[Data records]
----------
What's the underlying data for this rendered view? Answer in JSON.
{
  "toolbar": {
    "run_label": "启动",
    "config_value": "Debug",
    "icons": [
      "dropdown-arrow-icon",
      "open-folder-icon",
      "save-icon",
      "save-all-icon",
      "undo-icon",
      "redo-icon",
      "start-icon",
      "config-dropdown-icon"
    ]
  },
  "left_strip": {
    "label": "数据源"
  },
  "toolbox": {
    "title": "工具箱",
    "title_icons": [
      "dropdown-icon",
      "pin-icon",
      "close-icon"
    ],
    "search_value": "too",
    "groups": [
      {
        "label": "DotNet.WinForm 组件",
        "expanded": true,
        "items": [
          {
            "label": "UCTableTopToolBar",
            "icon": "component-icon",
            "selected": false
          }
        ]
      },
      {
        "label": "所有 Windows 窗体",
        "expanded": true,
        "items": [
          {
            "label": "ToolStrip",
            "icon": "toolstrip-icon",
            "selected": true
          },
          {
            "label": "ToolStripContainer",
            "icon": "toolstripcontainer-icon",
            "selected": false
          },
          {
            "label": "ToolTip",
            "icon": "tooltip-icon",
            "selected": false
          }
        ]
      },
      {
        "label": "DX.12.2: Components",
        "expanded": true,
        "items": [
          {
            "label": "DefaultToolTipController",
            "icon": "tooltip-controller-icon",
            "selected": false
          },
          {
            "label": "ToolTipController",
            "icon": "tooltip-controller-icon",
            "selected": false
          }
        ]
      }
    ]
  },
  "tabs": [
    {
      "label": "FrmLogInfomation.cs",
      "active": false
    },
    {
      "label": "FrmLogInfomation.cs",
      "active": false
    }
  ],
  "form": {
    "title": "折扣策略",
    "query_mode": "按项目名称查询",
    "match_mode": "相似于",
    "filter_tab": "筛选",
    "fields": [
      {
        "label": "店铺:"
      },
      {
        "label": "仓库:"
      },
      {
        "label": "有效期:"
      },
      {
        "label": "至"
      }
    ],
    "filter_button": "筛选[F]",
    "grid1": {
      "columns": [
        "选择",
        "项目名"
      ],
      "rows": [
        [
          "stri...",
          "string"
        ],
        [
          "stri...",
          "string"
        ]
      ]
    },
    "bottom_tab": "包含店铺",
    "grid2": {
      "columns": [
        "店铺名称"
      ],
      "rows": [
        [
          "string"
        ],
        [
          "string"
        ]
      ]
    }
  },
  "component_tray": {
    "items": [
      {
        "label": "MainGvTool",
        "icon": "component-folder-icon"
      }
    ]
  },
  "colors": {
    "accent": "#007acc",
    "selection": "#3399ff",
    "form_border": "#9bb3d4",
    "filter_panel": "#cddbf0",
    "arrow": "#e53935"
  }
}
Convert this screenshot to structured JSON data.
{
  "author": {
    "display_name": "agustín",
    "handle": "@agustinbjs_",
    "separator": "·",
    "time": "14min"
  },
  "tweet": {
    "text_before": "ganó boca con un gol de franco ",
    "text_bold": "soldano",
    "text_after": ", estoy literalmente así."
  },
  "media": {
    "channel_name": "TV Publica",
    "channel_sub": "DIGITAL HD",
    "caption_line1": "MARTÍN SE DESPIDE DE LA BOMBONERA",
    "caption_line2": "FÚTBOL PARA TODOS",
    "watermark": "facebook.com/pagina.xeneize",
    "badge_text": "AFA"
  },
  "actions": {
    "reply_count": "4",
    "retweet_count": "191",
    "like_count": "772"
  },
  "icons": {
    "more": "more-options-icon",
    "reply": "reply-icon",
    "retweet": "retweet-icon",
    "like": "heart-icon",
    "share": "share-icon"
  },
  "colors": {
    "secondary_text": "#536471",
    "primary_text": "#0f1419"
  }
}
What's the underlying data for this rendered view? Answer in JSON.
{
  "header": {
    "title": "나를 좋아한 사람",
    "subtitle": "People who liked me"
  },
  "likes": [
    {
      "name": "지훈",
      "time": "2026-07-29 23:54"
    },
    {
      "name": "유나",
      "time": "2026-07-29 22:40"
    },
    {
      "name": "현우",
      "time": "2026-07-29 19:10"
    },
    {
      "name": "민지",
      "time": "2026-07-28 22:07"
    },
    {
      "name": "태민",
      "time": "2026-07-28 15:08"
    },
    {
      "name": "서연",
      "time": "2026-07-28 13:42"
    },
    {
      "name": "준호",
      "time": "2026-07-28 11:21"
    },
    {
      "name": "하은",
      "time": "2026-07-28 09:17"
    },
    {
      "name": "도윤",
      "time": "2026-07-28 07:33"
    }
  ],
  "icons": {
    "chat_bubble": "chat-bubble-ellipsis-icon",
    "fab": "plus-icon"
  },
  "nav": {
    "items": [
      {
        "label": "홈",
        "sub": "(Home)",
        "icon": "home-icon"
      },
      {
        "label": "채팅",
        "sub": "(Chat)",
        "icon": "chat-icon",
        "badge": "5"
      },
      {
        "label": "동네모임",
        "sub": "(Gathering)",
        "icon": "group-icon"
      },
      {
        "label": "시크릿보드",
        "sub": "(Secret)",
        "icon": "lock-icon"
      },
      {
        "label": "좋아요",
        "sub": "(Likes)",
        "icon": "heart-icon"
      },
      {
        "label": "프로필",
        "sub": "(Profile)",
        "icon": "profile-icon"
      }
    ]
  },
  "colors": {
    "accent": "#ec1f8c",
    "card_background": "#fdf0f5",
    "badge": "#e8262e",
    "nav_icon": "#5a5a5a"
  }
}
----------
• WHAT THE TASK ASKS: Retype the material in full. Each word must match.

• CORRECT OUTPUT:
What's the underlying data for this rendered view? Answer in JSON.
{
  "toolbar": {
    "run_label": "启动",
    "config_value": "Debug",
    "icons": [
      "dropdown-arrow-icon",
      "open-folder-icon",
      "save-icon",
      "save-all-icon",
      "undo-icon",
      "redo-icon",
      "start-icon",
      "config-dropdown-icon"
    ]
  },
  "left_strip": {
    "label": "数据源"
  },
  "toolbox": {
    "title": "工具箱",
    "title_icons": [
      "dropdown-icon",
      "pin-icon",
      "close-icon"
    ],
    "search_value": "too",
    "groups": [
      {
        "label": "DotNet.WinForm 组件",
        "expanded": true,
        "items": [
          {
            "label": "UCTableTopToolBar",
            "icon": "component-icon",
            "selected": false
          }
        ]
      },
      {
        "label": "所有 Windows 窗体",
        "expanded": true,
        "items": [
          {
            "label": "ToolStrip",
            "icon": "toolstrip-icon",
            "selected": true
          },
          {
            "label": "ToolStripContainer",
            "icon": "toolstripcontainer-icon",
            "selected": false
          },
          {
            "label": "ToolTip",
            "icon": "tooltip-icon",
            "selected": false
          }
        ]
      },
      {
        "label": "DX.12.2: Components",
        "expanded": true,
        "items": [
          {
            "label": "DefaultToolTipController",
            "icon": "tooltip-controller-icon",
            "selected": false
          },
          {
            "label": "ToolTipController",
            "icon": "tooltip-controller-icon",
            "selected": false
          }
        ]
      }
    ]
  },
  "tabs": [
    {
      "label": "FrmLogInfomation.cs",
      "active": false
    },
    {
      "label": "FrmLogInfomation.cs",
      "active": false
    }
  ],
  "form": {
    "title": "折扣策略",
    "query_mode": "按项目名称查询",
    "match_mode": "相似于",
    "filter_tab": "筛选",
    "fields": [
      {
        "label": "店铺:"
      },
      {
        "label": "仓库:"
      },
      {
        "label": "有效期:"
      },
      {
        "label": "至"
      }
    ],
    "filter_button": "筛选[F]",
    "grid1": {
      "columns": [
        "选择",
        "项目名"
      ],
      "rows": [
        [
          "stri...",
          "string"
        ],
        [
          "stri...",
          "string"
        ]
      ]
    },
    "bottom_tab": "包含店铺",
    "grid2": {
      "columns": [
        "店铺名称"
      ],
      "rows": [
        [
          "string"
        ],
        [
          "string"
        ]
      ]
    }
  },
  "component_tray": {
    "items": [
      {
        "label": "MainGvTool",
        "icon": "component-folder-icon"
      }
    ]
  },
  "colors": {
    "accent": "#007acc",
    "selection": "#3399ff",
    "form_border": "#9bb3d4",
    "filter_panel": "#cddbf0",
    "arrow": "#e53935"
  }
}
Convert this screenshot to structured JSON data.
{
  "author": {
    "display_name": "agustín",
    "handle": "@agustinbjs_",
    "separator": "·",
    "time": "14min"
  },
  "tweet": {
    "text_before": "ganó boca con un gol de franco ",
    "text_bold": "soldano",
    "text_after": ", estoy literalmente así."
  },
  "media": {
    "channel_name": "TV Publica",
    "channel_sub": "DIGITAL HD",
    "caption_line1": "MARTÍN SE DESPIDE DE LA BOMBONERA",
    "caption_line2": "FÚTBOL PARA TODOS",
    "watermark": "facebook.com/pagina.xeneize",
    "badge_text": "AFA"
  },
  "actions": {
    "reply_count": "4",
    "retweet_count": "191",
    "like_count": "772"
  },
  "icons": {
    "more": "more-options-icon",
    "reply": "reply-icon",
    "retweet": "retweet-icon",
    "like": "heart-icon",
    "share": "share-icon"
  },
  "colors": {
    "secondary_text": "#536471",
    "primary_text": "#0f1419"
  }
}
What's the underlying data for this rendered view? Answer in JSON.
{
  "header": {
    "title": "나를 좋아한 사람",
    "subtitle": "People who liked me"
  },
  "likes": [
    {
      "name": "지훈",
      "time": "2026-07-29 23:54"
    },
    {
      "name": "유나",
      "time": "2026-07-29 22:40"
    },
    {
      "name": "현우",
      "time": "2026-07-29 19:10"
    },
    {
      "name": "민지",
      "time": "2026-07-28 22:07"
    },
    {
      "name": "태민",
      "time": "2026-07-28 15:08"
    },
    {
      "name": "서연",
      "time": "2026-07-28 13:42"
    },
    {
      "name": "준호",
      "time": "2026-07-28 11:21"
    },
    {
      "name": "하은",
      "time": "2026-07-28 09:17"
    },
    {
      "name": "도윤",
      "time": "2026-07-28 07:33"
    }
  ],
  "icons": {
    "chat_bubble": "chat-bubble-ellipsis-icon",
    "fab": "plus-icon"
  },
  "nav": {
    "items": [
      {
        "label": "홈",
        "sub": "(Home)",
        "icon": "home-icon"
      },
      {
        "label": "채팅",
        "sub": "(Chat)",
        "icon": "chat-icon",
        "badge": "5"
      },
      {
        "label": "동네모임",
        "sub": "(Gathering)",
        "icon": "group-icon"
      },
      {
        "label": "시크릿보드",
        "sub": "(Secret)",
        "icon": "lock-icon"
      },
      {
        "label": "좋아요",
        "sub": "(Likes)",
        "icon": "heart-icon"
      },
      {
        "label": "프로필",
        "sub": "(Profile)",
        "icon": "profile-icon"
      }
    ]
  },
  "colors": {
    "accent": "#ec1f8c",
    "card_background": "#fdf0f5",
    "badge": "#e8262e",
    "nav_icon": "#5a5a5a"
  }
}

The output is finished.